#### Set exercise 1:
Answer these questions about the passage on the Real:
(a) Which interlocutor is named as the exception among those who began the debates with recognizable views on the Real?
(b) Whose claim is quoted describing the Real as something that appears only in the guise of the encounter?
(c) According to Lacan, as the passage on the Real reports, the 'thing' is one of the most what?

In other words, when starting the debates the interlocutors – except Butler – in my opinion, have already had quite recognizable views concerning the Real: it is amazing how effortlessly the Real finally fitted in the contours which had been already set up by the humanitarian, critical and generally publicly accepted context – the critique of identity, the critique of the global project of historicity, the critique of the universal hegemonic claims etc.

In this sense Butler hits the bull’s eye when she asks with provocative compliance: “We can agree that there is a limit to conceptualization and to any given formulation of sociality, and that we encounter this limit at various liminal and spectral moments in experience. But why are we then compelled to give a technical name to this limit, 'the Real', and to make the further claim that the subject is constituted by this foreclosure.”[3]

There is a lot to gain from it, I would say. Today the term ‘Real’ tends to be used in discussions basing on one or other point of the subversive program – the Real has to (it is almost a part of its duty) relieve from hegemonic illusions, to shock ‘the dormant consumer society’, to subvert the ‘symbolic disciplinary norms’, to breach the ‘One’ which the ‘repressive hegemony’ made a bet on etc. In terms of gender theory this means that the Real initiates the subversion of the phallocentric One or demonstrates the incompleteness and the constraints of the valid sexual norms. Consider the claim of Alenka Zupančič in this context: “[the Real is] something which appears only in the guise of the encounter, as something that 'happens to us', surprises us, throws us 'out of joint' , because it always inscribes itself in a given continuity as a rupture, a break or an interruption.”[4]

Note, however, that Zupančič does not say anything about what this ‘impossible’ is and how it can reach this level of efficiency. One can only wonder how this inconvenient – one of the most inconvenient, according to Lacan – ‘thing’ turned out to be so much caressed in the intellectual community: the purpose and the benefits ‘brought to the subject’ (read as ‘man’) by the Real are placed in the center as the main meaning of the Real. It does not matter that this purpose has a protesting, subversive character – it does not make it to loose a dimension of benefit. In any case, Lacan has barely even charted a way out of the perspective of ‘good’ and ‘morality’ by means of the Real when it turned into a trajectory which immediately drove the Real back. It is necessary to assess the scale of this short circuit and provide it with an analytic interpretation.

#### Exercise input:
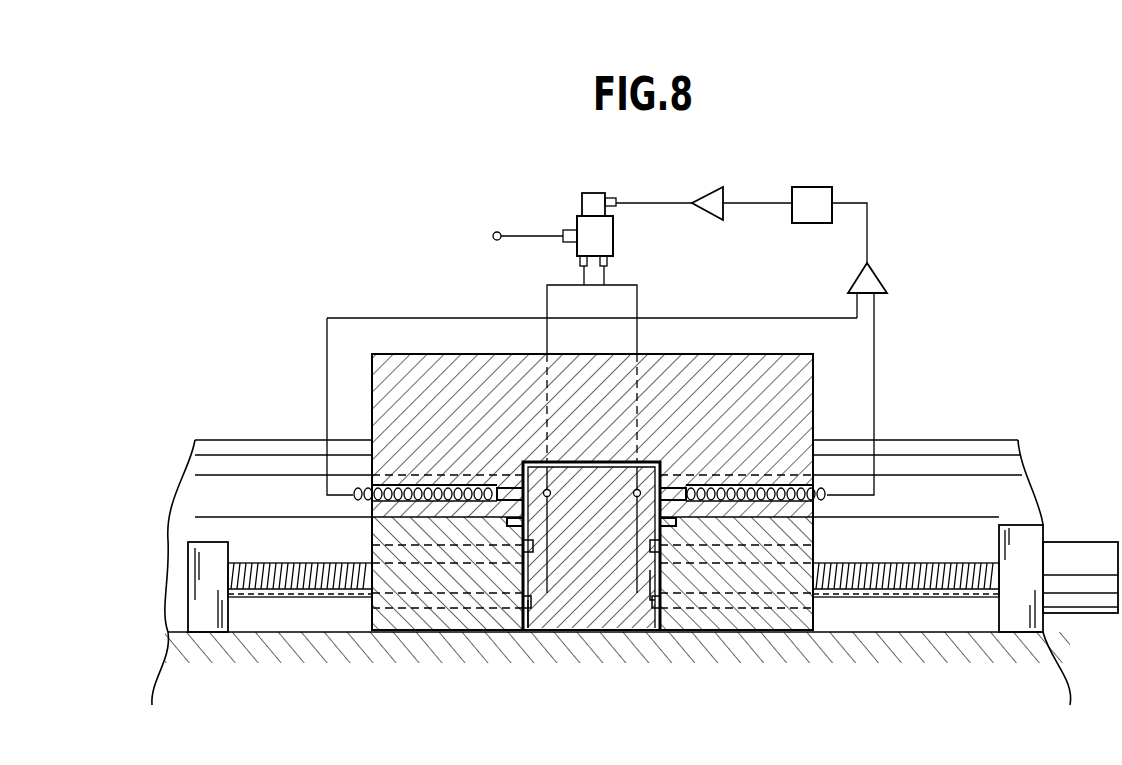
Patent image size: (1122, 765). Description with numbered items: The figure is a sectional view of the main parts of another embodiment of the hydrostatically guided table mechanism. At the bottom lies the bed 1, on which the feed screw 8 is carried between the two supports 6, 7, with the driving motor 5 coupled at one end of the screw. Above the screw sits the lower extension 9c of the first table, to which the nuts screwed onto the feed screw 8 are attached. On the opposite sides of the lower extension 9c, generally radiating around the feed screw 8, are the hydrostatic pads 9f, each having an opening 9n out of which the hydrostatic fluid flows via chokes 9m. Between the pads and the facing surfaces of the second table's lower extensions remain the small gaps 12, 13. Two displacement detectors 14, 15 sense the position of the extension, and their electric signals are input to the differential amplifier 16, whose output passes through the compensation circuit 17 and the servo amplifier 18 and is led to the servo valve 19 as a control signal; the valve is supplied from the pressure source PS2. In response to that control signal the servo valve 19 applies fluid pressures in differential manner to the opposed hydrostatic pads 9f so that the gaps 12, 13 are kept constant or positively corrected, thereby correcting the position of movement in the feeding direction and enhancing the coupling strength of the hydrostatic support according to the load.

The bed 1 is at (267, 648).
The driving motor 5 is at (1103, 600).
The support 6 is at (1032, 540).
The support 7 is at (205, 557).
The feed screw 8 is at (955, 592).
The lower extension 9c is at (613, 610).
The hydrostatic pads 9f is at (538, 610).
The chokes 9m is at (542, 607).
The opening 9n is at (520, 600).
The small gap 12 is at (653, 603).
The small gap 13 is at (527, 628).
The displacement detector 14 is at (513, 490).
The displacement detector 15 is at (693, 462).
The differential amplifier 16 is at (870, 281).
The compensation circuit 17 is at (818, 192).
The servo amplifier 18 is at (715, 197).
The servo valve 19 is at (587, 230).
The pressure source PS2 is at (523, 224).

---

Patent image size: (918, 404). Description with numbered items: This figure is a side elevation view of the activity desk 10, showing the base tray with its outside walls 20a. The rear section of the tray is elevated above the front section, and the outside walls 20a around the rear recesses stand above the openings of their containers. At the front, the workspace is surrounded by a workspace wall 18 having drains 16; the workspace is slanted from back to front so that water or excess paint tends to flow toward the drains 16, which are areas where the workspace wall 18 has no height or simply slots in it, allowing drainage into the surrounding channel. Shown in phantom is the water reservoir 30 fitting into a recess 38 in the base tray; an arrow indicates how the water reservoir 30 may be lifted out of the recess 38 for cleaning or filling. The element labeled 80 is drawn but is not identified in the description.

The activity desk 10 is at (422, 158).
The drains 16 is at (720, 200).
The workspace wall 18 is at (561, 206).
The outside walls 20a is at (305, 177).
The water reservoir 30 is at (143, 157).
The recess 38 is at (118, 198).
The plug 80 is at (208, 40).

#### Set exercise 2:
Update the entries from the line with "Patent image size: (918, 404)." up to and including the line with "The outside walls 20a is at (305, 177).", replacing "base tray" with "bottom tray" and leaving everything else unchanged. Give only those lines.

#### Exercise output 1:
(a) Butler
(b) Alenka Zupančič
(c) One of the most inconvenient

#### Exercise output 2:
Patent image size: (918, 404). Description with numbered items: This figure is a side elevation view of the activity desk 10, showing the bottom tray with its outside walls 20a. The rear section of the tray is elevated above the front section, and the outside walls 20a around the rear recesses stand above the openings of their containers. At the front, the workspace is surrounded by a workspace wall 18 having drains 16; the workspace is slanted from back to front so that water or excess paint tends to flow toward the drains 16, which are areas where the workspace wall 18 has no height or simply slots in it, allowing drainage into the surrounding channel. Shown in phantom is the water reservoir 30 fitting into a recess 38 in the bottom tray; an arrow indicates how the water reservoir 30 may be lifted out of the recess 38 for cleaning or filling. The element labeled 80 is drawn but is not identified in the description.

The activity desk 10 is at (422, 158).
The drains 16 is at (720, 200).
The workspace wall 18 is at (561, 206).
The outside walls 20a is at (305, 177).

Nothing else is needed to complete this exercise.